Your objective: Look for the string "color" in every line, and copy each line that has it.

>> start Information given

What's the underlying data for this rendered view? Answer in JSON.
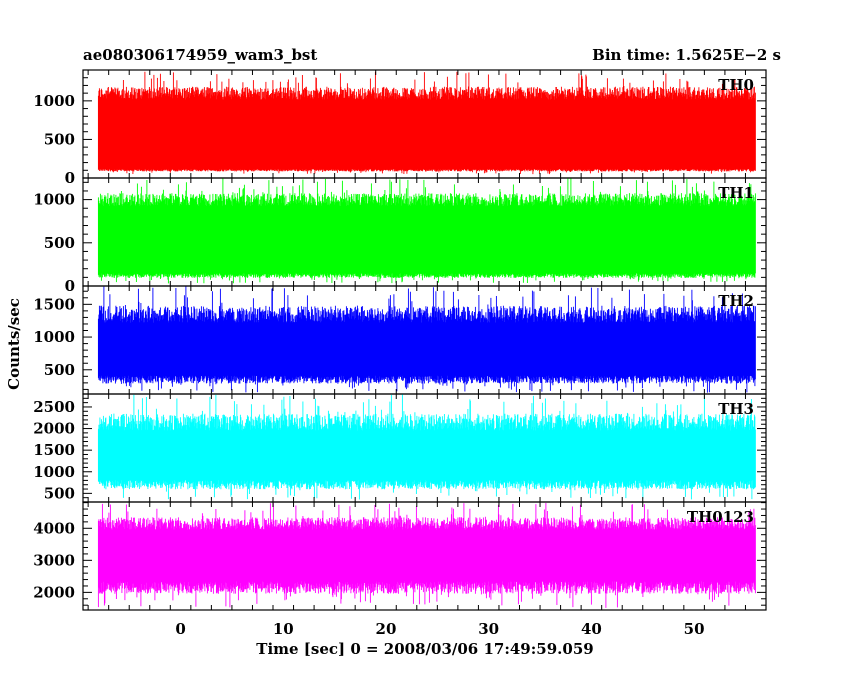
{
  "header": {
    "title": "ae080306174959_wam3_bst",
    "bin_time": "Bin time: 1.5625E−2 s"
  },
  "chart_data": {
    "type": "line",
    "xlabel": "Time [sec] 0 = 2008/03/06 17:49:59.059",
    "ylabel": "Counts/sec",
    "xlim": [
      -9.5,
      57
    ],
    "x_ticks": [
      0,
      10,
      20,
      30,
      40,
      50
    ],
    "data_range": [
      -8,
      56
    ],
    "bin_time": 0.015625,
    "panels": [
      {
        "name": "TH0",
        "color": "#ff0000",
        "ylim": [
          0,
          1400
        ],
        "yticks": [
          0,
          500,
          1000
        ],
        "typical_low": 100,
        "typical_high": 1100,
        "min_value": 50,
        "max_value": 1380
      },
      {
        "name": "TH1",
        "color": "#00ff00",
        "ylim": [
          0,
          1250
        ],
        "yticks": [
          0,
          500,
          1000
        ],
        "typical_low": 120,
        "typical_high": 1000,
        "min_value": 30,
        "max_value": 1250
      },
      {
        "name": "TH2",
        "color": "#0000ff",
        "ylim": [
          130,
          1780
        ],
        "yticks": [
          500,
          1000,
          1500
        ],
        "typical_low": 350,
        "typical_high": 1350,
        "min_value": 150,
        "max_value": 1780
      },
      {
        "name": "TH3",
        "color": "#00ffff",
        "ylim": [
          300,
          2800
        ],
        "yticks": [
          500,
          1000,
          1500,
          2000,
          2500
        ],
        "typical_low": 700,
        "typical_high": 2150,
        "min_value": 350,
        "max_value": 2800
      },
      {
        "name": "TH0123",
        "color": "#ff00ff",
        "ylim": [
          1450,
          4820
        ],
        "yticks": [
          2000,
          3000,
          4000
        ],
        "typical_low": 2150,
        "typical_high": 4150,
        "min_value": 1500,
        "max_value": 4800
      }
    ]
  }
}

>> end Information given

Response:
        "color": "#ff0000",
        "color": "#00ff00",
        "color": "#0000ff",
        "color": "#00ffff",
        "color": "#ff00ff",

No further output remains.